• [Prompt] In the listing below, find every line containing "JSON" and copy it out.

[Raw records]
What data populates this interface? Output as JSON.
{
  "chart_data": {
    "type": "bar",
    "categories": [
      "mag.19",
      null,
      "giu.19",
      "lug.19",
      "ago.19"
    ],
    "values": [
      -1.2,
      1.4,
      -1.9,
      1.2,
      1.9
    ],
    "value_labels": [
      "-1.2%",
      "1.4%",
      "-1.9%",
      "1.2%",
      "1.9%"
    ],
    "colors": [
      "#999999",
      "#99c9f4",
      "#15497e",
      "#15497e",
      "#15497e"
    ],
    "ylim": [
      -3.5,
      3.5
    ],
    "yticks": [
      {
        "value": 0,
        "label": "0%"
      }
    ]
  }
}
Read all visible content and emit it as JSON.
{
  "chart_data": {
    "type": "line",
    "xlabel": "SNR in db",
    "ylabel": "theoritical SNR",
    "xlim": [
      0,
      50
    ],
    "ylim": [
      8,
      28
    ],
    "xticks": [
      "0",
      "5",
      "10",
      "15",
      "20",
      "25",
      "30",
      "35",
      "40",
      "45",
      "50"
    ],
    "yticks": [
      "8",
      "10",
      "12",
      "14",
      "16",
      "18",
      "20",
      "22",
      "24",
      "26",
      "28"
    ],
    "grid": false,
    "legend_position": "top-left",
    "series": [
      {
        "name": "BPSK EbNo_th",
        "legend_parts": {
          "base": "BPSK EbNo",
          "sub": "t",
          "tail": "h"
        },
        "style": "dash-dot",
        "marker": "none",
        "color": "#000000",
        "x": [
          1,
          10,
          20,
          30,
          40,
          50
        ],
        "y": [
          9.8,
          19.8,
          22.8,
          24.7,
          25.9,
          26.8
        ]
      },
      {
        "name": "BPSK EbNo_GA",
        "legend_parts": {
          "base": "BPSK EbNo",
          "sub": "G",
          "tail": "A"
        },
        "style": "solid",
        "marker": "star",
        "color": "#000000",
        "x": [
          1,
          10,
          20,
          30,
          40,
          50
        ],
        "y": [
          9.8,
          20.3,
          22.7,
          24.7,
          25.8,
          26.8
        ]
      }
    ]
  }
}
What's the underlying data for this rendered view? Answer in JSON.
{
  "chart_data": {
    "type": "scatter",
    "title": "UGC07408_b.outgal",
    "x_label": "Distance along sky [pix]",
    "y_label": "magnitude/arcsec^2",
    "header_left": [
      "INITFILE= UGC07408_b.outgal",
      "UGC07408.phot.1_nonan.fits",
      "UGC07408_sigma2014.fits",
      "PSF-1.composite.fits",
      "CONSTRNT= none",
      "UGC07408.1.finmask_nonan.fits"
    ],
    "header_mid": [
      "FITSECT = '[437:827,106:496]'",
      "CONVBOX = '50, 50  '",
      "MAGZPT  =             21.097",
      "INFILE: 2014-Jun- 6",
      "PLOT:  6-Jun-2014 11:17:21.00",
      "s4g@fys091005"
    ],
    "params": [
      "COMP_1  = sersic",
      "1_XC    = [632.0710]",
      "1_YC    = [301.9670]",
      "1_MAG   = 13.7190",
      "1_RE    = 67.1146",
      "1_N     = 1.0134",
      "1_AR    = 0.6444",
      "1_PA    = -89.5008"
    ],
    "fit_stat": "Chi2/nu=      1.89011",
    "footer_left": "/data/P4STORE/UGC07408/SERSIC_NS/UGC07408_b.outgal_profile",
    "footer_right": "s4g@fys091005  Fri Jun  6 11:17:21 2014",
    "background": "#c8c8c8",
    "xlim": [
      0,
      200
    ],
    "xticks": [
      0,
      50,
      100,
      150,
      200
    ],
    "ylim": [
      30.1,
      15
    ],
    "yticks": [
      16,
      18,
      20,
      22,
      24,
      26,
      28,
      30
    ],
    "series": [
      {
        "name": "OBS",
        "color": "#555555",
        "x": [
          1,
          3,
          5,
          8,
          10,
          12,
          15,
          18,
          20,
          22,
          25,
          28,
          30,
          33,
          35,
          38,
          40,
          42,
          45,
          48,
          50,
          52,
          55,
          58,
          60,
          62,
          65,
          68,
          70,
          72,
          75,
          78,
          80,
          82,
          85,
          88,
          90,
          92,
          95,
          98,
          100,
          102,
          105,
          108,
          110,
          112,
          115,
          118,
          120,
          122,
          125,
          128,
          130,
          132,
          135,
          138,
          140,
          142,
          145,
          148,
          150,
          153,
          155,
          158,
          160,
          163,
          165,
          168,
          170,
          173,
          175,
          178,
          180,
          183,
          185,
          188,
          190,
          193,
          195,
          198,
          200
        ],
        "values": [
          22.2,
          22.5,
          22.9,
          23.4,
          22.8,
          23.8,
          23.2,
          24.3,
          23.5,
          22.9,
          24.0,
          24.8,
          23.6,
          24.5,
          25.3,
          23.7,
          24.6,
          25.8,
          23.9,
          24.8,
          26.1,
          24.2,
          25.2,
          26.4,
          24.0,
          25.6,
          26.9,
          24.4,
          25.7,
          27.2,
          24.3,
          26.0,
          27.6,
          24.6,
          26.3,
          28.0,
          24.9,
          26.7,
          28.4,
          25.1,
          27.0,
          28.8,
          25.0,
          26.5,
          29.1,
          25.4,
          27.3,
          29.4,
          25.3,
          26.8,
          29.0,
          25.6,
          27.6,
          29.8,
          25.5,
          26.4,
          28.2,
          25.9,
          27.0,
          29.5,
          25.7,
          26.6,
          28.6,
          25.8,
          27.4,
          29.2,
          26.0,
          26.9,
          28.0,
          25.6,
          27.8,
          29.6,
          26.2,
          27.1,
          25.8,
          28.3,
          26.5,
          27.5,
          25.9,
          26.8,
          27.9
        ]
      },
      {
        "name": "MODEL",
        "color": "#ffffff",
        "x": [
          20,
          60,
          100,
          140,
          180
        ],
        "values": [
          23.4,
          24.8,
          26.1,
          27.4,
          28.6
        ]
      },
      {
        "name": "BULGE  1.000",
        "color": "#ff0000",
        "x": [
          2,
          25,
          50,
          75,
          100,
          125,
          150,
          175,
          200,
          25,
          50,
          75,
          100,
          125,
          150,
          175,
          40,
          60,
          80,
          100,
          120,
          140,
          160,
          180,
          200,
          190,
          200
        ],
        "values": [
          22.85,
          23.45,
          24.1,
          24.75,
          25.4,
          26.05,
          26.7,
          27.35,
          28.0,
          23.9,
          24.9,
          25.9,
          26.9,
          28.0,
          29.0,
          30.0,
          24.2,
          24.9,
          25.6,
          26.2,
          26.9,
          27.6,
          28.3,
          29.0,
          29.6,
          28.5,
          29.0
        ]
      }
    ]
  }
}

• [Answer to the task]
What data populates this interface? Output as JSON.
Read all visible content and emit it as JSON.
What's the underlying data for this rendered view? Answer in JSON.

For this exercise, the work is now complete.